**Given instruction**.
State how many lines of the entries below hold the word "automobilisten"; reply with nothing but the number.

**Provided information**.
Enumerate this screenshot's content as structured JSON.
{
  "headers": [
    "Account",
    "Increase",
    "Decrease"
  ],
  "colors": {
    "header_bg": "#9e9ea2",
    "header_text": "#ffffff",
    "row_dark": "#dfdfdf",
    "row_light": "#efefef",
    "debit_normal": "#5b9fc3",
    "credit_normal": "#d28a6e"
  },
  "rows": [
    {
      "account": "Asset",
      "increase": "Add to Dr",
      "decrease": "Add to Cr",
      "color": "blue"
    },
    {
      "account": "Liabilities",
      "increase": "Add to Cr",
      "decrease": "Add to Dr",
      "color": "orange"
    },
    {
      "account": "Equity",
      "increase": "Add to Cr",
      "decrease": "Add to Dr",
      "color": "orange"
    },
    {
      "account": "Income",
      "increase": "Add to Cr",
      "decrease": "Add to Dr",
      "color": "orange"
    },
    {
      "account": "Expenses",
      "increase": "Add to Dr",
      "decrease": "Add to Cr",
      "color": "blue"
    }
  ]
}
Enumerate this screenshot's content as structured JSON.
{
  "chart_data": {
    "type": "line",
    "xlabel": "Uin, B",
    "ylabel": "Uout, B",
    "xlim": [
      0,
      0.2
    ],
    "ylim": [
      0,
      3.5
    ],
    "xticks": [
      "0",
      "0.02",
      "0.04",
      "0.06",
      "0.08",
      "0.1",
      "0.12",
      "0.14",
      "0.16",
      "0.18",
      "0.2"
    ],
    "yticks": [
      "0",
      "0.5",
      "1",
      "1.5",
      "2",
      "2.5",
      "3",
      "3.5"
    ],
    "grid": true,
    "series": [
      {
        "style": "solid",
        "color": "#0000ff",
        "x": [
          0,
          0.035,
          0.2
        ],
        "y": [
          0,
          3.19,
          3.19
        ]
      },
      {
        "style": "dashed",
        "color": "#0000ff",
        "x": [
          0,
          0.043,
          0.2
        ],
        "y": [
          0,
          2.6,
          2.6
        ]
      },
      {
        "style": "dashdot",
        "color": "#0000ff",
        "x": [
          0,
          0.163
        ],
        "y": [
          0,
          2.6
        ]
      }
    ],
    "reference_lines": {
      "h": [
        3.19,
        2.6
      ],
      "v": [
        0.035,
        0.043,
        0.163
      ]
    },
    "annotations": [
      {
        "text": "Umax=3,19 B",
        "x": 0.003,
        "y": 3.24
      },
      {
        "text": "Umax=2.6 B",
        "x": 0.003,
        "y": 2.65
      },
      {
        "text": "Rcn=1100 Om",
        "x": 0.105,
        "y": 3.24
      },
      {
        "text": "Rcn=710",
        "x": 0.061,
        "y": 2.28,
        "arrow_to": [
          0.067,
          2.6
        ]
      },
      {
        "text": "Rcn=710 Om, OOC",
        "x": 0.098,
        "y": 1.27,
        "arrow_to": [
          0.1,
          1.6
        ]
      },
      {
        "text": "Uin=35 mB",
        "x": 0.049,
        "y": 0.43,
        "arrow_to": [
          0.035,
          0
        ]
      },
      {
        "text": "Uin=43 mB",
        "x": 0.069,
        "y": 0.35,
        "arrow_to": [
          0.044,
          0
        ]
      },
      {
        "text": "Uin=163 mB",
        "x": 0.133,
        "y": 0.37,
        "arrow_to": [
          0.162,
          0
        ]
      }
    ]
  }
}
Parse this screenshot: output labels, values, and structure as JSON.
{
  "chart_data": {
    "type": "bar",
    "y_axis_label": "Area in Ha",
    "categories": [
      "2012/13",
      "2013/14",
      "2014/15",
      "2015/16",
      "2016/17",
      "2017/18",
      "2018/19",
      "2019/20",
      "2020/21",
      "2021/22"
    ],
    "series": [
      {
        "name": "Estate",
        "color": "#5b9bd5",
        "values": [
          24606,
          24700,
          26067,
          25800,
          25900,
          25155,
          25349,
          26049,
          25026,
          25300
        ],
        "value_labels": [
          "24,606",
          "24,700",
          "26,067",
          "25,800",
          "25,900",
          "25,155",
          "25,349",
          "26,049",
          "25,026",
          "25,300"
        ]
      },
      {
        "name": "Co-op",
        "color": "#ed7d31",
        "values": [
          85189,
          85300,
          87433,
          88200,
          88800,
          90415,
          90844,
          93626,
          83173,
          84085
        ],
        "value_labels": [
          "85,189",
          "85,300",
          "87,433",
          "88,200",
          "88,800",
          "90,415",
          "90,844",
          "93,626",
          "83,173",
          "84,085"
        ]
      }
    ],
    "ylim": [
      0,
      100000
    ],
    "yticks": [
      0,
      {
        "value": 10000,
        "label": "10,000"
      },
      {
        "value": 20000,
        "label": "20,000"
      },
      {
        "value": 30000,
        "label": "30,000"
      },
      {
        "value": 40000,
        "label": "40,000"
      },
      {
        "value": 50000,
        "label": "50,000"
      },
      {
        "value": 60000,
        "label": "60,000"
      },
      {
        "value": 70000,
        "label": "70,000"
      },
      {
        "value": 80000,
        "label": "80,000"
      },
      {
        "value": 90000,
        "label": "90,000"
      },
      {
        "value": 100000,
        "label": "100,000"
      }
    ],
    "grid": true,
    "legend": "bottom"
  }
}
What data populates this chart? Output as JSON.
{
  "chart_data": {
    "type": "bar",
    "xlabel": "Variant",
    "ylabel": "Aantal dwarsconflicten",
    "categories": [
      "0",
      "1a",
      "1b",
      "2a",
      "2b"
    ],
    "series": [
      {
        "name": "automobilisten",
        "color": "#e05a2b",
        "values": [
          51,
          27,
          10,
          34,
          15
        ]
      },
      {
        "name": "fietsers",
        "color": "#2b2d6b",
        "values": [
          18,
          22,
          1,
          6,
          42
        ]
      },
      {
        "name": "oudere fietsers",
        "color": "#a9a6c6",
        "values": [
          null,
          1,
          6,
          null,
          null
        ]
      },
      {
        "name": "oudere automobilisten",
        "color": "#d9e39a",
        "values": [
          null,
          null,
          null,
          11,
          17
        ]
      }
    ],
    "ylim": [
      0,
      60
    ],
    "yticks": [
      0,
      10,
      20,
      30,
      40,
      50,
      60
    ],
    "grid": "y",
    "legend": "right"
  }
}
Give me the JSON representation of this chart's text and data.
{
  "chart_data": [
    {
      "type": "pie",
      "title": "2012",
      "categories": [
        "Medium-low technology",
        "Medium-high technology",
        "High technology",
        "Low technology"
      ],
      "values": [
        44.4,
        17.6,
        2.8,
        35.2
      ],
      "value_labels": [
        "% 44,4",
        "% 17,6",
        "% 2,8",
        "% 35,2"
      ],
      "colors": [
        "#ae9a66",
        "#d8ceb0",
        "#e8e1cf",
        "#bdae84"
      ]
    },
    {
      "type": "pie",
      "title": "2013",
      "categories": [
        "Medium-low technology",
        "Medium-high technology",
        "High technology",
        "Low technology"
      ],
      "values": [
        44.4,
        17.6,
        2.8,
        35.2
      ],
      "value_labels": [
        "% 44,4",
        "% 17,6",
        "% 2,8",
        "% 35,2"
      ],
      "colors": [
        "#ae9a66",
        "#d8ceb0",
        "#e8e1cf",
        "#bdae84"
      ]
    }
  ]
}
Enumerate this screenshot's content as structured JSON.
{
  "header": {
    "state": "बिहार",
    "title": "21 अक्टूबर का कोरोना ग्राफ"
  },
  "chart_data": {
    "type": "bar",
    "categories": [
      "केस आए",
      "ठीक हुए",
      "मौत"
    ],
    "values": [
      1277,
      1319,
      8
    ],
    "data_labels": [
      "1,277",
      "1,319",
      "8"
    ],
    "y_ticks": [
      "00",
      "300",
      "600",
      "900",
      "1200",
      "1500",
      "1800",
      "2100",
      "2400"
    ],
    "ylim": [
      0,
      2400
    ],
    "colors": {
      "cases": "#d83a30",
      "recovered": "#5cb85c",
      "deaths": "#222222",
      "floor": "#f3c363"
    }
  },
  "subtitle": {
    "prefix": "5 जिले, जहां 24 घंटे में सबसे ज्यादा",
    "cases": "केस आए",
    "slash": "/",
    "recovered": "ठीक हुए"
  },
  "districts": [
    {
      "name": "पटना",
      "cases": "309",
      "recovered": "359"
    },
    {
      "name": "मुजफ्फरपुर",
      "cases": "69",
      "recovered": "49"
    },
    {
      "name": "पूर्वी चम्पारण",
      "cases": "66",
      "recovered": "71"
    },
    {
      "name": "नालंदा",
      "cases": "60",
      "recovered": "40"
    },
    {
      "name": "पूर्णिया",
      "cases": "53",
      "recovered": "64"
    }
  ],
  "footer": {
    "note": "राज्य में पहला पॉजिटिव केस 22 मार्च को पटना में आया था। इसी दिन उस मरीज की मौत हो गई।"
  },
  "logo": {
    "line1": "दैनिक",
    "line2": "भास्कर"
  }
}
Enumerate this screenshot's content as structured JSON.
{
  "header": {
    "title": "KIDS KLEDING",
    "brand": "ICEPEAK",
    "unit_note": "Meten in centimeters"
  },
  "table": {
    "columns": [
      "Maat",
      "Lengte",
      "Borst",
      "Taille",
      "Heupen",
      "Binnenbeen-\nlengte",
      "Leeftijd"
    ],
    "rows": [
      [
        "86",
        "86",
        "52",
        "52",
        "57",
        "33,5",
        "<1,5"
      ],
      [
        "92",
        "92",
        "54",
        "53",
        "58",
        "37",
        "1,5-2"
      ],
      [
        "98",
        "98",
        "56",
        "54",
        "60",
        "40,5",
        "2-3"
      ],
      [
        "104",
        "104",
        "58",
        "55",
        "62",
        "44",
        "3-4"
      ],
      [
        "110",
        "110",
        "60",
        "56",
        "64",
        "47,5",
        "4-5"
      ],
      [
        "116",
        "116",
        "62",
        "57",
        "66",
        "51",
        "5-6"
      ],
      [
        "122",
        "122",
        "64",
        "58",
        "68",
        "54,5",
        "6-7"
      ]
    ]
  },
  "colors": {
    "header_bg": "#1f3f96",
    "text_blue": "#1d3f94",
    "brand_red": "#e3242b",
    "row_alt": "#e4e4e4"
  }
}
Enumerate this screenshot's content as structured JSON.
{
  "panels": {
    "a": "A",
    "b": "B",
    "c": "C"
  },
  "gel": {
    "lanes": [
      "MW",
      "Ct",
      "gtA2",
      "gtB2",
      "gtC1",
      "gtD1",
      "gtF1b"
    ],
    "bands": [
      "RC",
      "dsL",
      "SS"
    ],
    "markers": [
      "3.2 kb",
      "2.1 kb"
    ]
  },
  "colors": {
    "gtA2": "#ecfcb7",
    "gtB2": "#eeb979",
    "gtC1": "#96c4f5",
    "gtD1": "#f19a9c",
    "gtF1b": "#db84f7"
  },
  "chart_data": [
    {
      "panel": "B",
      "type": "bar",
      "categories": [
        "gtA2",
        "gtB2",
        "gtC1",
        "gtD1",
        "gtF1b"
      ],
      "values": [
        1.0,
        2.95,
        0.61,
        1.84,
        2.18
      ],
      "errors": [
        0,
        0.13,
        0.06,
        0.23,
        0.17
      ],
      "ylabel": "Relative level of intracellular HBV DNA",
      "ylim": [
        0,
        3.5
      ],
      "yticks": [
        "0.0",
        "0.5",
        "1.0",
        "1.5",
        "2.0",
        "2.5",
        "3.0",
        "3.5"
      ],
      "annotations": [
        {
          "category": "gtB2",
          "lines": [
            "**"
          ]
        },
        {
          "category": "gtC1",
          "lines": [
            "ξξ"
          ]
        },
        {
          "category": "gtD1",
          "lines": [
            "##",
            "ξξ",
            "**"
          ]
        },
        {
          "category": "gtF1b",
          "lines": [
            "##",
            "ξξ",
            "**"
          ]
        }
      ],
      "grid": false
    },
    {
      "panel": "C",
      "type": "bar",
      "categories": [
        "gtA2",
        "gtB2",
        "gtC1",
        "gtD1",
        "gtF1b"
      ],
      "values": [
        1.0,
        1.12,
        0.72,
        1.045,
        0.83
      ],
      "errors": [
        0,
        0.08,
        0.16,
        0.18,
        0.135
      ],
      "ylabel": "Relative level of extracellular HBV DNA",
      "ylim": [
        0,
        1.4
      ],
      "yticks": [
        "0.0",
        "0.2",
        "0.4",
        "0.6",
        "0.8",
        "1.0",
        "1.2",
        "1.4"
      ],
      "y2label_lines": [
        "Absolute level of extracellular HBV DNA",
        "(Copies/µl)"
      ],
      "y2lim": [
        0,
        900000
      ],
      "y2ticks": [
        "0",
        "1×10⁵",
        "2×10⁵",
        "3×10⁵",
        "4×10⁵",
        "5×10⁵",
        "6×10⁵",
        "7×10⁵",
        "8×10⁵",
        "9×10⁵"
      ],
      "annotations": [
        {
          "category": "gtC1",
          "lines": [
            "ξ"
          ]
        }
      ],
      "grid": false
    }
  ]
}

**Result of the exercise**.
2